What needs to be done: Write the listing out again, all of it, word for word.
((
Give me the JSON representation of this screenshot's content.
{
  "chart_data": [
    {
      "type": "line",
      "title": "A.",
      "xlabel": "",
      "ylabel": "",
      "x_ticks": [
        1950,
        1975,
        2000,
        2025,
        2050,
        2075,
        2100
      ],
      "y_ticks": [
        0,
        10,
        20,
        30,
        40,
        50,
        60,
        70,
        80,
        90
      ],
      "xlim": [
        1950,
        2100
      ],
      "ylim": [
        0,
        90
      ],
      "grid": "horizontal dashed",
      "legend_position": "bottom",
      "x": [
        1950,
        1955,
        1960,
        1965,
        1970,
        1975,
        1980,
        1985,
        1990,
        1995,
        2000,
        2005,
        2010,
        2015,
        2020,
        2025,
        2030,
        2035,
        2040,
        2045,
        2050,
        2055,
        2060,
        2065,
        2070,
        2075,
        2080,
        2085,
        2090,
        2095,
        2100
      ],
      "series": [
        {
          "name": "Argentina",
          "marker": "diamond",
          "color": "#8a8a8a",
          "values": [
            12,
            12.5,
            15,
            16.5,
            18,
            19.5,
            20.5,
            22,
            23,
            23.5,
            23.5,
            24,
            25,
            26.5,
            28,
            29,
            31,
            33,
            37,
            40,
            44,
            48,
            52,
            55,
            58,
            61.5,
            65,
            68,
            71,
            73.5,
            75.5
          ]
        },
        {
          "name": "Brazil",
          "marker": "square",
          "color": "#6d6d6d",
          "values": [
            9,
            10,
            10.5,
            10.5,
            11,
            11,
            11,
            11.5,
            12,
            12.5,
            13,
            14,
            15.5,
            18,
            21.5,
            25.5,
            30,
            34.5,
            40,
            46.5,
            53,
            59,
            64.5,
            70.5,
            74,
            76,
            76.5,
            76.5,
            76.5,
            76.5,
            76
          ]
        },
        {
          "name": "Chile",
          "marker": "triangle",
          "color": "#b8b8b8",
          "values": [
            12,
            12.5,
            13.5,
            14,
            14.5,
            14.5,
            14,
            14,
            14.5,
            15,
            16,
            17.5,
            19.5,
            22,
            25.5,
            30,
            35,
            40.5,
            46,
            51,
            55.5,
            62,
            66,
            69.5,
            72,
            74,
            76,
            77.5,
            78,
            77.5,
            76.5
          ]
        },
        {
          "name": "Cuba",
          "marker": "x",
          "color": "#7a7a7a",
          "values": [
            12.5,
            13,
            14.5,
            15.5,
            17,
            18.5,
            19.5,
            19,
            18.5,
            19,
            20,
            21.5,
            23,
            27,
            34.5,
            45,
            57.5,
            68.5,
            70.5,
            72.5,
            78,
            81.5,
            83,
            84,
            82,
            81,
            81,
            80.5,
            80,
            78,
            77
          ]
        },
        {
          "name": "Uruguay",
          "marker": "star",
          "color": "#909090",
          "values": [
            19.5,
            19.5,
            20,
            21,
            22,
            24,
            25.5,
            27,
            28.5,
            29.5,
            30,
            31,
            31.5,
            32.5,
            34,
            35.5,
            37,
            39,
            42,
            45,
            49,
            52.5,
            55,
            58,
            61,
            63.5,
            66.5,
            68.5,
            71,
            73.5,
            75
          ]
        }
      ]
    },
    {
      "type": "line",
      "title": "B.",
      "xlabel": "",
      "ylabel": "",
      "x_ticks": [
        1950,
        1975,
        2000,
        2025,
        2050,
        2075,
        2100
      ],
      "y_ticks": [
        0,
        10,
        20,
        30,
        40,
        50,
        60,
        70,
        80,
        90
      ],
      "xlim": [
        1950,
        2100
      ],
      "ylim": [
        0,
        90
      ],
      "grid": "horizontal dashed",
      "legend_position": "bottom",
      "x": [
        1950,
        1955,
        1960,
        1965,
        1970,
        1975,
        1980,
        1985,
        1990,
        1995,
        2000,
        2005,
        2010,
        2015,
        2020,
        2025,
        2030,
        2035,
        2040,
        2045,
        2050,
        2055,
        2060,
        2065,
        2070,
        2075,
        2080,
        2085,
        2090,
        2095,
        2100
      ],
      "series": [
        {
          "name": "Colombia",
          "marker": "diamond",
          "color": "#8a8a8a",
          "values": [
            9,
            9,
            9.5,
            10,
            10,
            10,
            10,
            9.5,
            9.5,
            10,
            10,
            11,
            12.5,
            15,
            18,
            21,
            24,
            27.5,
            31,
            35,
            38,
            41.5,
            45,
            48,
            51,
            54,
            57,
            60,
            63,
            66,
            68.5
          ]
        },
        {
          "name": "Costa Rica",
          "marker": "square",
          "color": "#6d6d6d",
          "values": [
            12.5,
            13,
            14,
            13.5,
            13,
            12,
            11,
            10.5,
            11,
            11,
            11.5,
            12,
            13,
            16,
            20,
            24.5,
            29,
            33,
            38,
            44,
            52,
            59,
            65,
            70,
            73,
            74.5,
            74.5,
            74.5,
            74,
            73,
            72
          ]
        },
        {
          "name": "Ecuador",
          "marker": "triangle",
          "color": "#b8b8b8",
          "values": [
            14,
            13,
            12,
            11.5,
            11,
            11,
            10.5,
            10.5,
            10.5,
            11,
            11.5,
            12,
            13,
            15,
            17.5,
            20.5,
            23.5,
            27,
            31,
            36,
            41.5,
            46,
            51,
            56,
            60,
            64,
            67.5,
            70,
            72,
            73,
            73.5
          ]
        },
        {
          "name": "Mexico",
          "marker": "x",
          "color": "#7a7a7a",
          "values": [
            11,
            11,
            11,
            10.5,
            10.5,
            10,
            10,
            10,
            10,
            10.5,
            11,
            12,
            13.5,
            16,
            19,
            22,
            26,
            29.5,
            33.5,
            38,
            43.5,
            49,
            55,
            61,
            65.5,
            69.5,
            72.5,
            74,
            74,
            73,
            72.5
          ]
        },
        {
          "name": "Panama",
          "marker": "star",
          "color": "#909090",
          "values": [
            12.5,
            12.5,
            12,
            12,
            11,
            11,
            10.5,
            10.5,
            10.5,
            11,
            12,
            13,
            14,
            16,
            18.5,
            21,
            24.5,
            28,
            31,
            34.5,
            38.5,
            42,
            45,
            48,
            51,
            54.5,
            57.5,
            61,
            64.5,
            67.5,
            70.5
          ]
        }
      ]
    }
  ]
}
))
Full answer:
Give me the JSON representation of this screenshot's content.
{
  "chart_data": [
    {
      "type": "line",
      "title": "A.",
      "xlabel": "",
      "ylabel": "",
      "x_ticks": [
        1950,
        1975,
        2000,
        2025,
        2050,
        2075,
        2100
      ],
      "y_ticks": [
        0,
        10,
        20,
        30,
        40,
        50,
        60,
        70,
        80,
        90
      ],
      "xlim": [
        1950,
        2100
      ],
      "ylim": [
        0,
        90
      ],
      "grid": "horizontal dashed",
      "legend_position": "bottom",
      "x": [
        1950,
        1955,
        1960,
        1965,
        1970,
        1975,
        1980,
        1985,
        1990,
        1995,
        2000,
        2005,
        2010,
        2015,
        2020,
        2025,
        2030,
        2035,
        2040,
        2045,
        2050,
        2055,
        2060,
        2065,
        2070,
        2075,
        2080,
        2085,
        2090,
        2095,
        2100
      ],
      "series": [
        {
          "name": "Argentina",
          "marker": "diamond",
          "color": "#8a8a8a",
          "values": [
            12,
            12.5,
            15,
            16.5,
            18,
            19.5,
            20.5,
            22,
            23,
            23.5,
            23.5,
            24,
            25,
            26.5,
            28,
            29,
            31,
            33,
            37,
            40,
            44,
            48,
            52,
            55,
            58,
            61.5,
            65,
            68,
            71,
            73.5,
            75.5
          ]
        },
        {
          "name": "Brazil",
          "marker": "square",
          "color": "#6d6d6d",
          "values": [
            9,
            10,
            10.5,
            10.5,
            11,
            11,
            11,
            11.5,
            12,
            12.5,
            13,
            14,
            15.5,
            18,
            21.5,
            25.5,
            30,
            34.5,
            40,
            46.5,
            53,
            59,
            64.5,
            70.5,
            74,
            76,
            76.5,
            76.5,
            76.5,
            76.5,
            76
          ]
        },
        {
          "name": "Chile",
          "marker": "triangle",
          "color": "#b8b8b8",
          "values": [
            12,
            12.5,
            13.5,
            14,
            14.5,
            14.5,
            14,
            14,
            14.5,
            15,
            16,
            17.5,
            19.5,
            22,
            25.5,
            30,
            35,
            40.5,
            46,
            51,
            55.5,
            62,
            66,
            69.5,
            72,
            74,
            76,
            77.5,
            78,
            77.5,
            76.5
          ]
        },
        {
          "name": "Cuba",
          "marker": "x",
          "color": "#7a7a7a",
          "values": [
            12.5,
            13,
            14.5,
            15.5,
            17,
            18.5,
            19.5,
            19,
            18.5,
            19,
            20,
            21.5,
            23,
            27,
            34.5,
            45,
            57.5,
            68.5,
            70.5,
            72.5,
            78,
            81.5,
            83,
            84,
            82,
            81,
            81,
            80.5,
            80,
            78,
            77
          ]
        },
        {
          "name": "Uruguay",
          "marker": "star",
          "color": "#909090",
          "values": [
            19.5,
            19.5,
            20,
            21,
            22,
            24,
            25.5,
            27,
            28.5,
            29.5,
            30,
            31,
            31.5,
            32.5,
            34,
            35.5,
            37,
            39,
            42,
            45,
            49,
            52.5,
            55,
            58,
            61,
            63.5,
            66.5,
            68.5,
            71,
            73.5,
            75
          ]
        }
      ]
    },
    {
      "type": "line",
      "title": "B.",
      "xlabel": "",
      "ylabel": "",
      "x_ticks": [
        1950,
        1975,
        2000,
        2025,
        2050,
        2075,
        2100
      ],
      "y_ticks": [
        0,
        10,
        20,
        30,
        40,
        50,
        60,
        70,
        80,
        90
      ],
      "xlim": [
        1950,
        2100
      ],
      "ylim": [
        0,
        90
      ],
      "grid": "horizontal dashed",
      "legend_position": "bottom",
      "x": [
        1950,
        1955,
        1960,
        1965,
        1970,
        1975,
        1980,
        1985,
        1990,
        1995,
        2000,
        2005,
        2010,
        2015,
        2020,
        2025,
        2030,
        2035,
        2040,
        2045,
        2050,
        2055,
        2060,
        2065,
        2070,
        2075,
        2080,
        2085,
        2090,
        2095,
        2100
      ],
      "series": [
        {
          "name": "Colombia",
          "marker": "diamond",
          "color": "#8a8a8a",
          "values": [
            9,
            9,
            9.5,
            10,
            10,
            10,
            10,
            9.5,
            9.5,
            10,
            10,
            11,
            12.5,
            15,
            18,
            21,
            24,
            27.5,
            31,
            35,
            38,
            41.5,
            45,
            48,
            51,
            54,
            57,
            60,
            63,
            66,
            68.5
          ]
        },
        {
          "name": "Costa Rica",
          "marker": "square",
          "color": "#6d6d6d",
          "values": [
            12.5,
            13,
            14,
            13.5,
            13,
            12,
            11,
            10.5,
            11,
            11,
            11.5,
            12,
            13,
            16,
            20,
            24.5,
            29,
            33,
            38,
            44,
            52,
            59,
            65,
            70,
            73,
            74.5,
            74.5,
            74.5,
            74,
            73,
            72
          ]
        },
        {
          "name": "Ecuador",
          "marker": "triangle",
          "color": "#b8b8b8",
          "values": [
            14,
            13,
            12,
            11.5,
            11,
            11,
            10.5,
            10.5,
            10.5,
            11,
            11.5,
            12,
            13,
            15,
            17.5,
            20.5,
            23.5,
            27,
            31,
            36,
            41.5,
            46,
            51,
            56,
            60,
            64,
            67.5,
            70,
            72,
            73,
            73.5
          ]
        },
        {
          "name": "Mexico",
          "marker": "x",
          "color": "#7a7a7a",
          "values": [
            11,
            11,
            11,
            10.5,
            10.5,
            10,
            10,
            10,
            10,
            10.5,
            11,
            12,
            13.5,
            16,
            19,
            22,
            26,
            29.5,
            33.5,
            38,
            43.5,
            49,
            55,
            61,
            65.5,
            69.5,
            72.5,
            74,
            74,
            73,
            72.5
          ]
        },
        {
          "name": "Panama",
          "marker": "star",
          "color": "#909090",
          "values": [
            12.5,
            12.5,
            12,
            12,
            11,
            11,
            10.5,
            10.5,
            10.5,
            11,
            12,
            13,
            14,
            16,
            18.5,
            21,
            24.5,
            28,
            31,
            34.5,
            38.5,
            42,
            45,
            48,
            51,
            54.5,
            57.5,
            61,
            64.5,
            67.5,
            70.5
          ]
        }
      ]
    }
  ]
}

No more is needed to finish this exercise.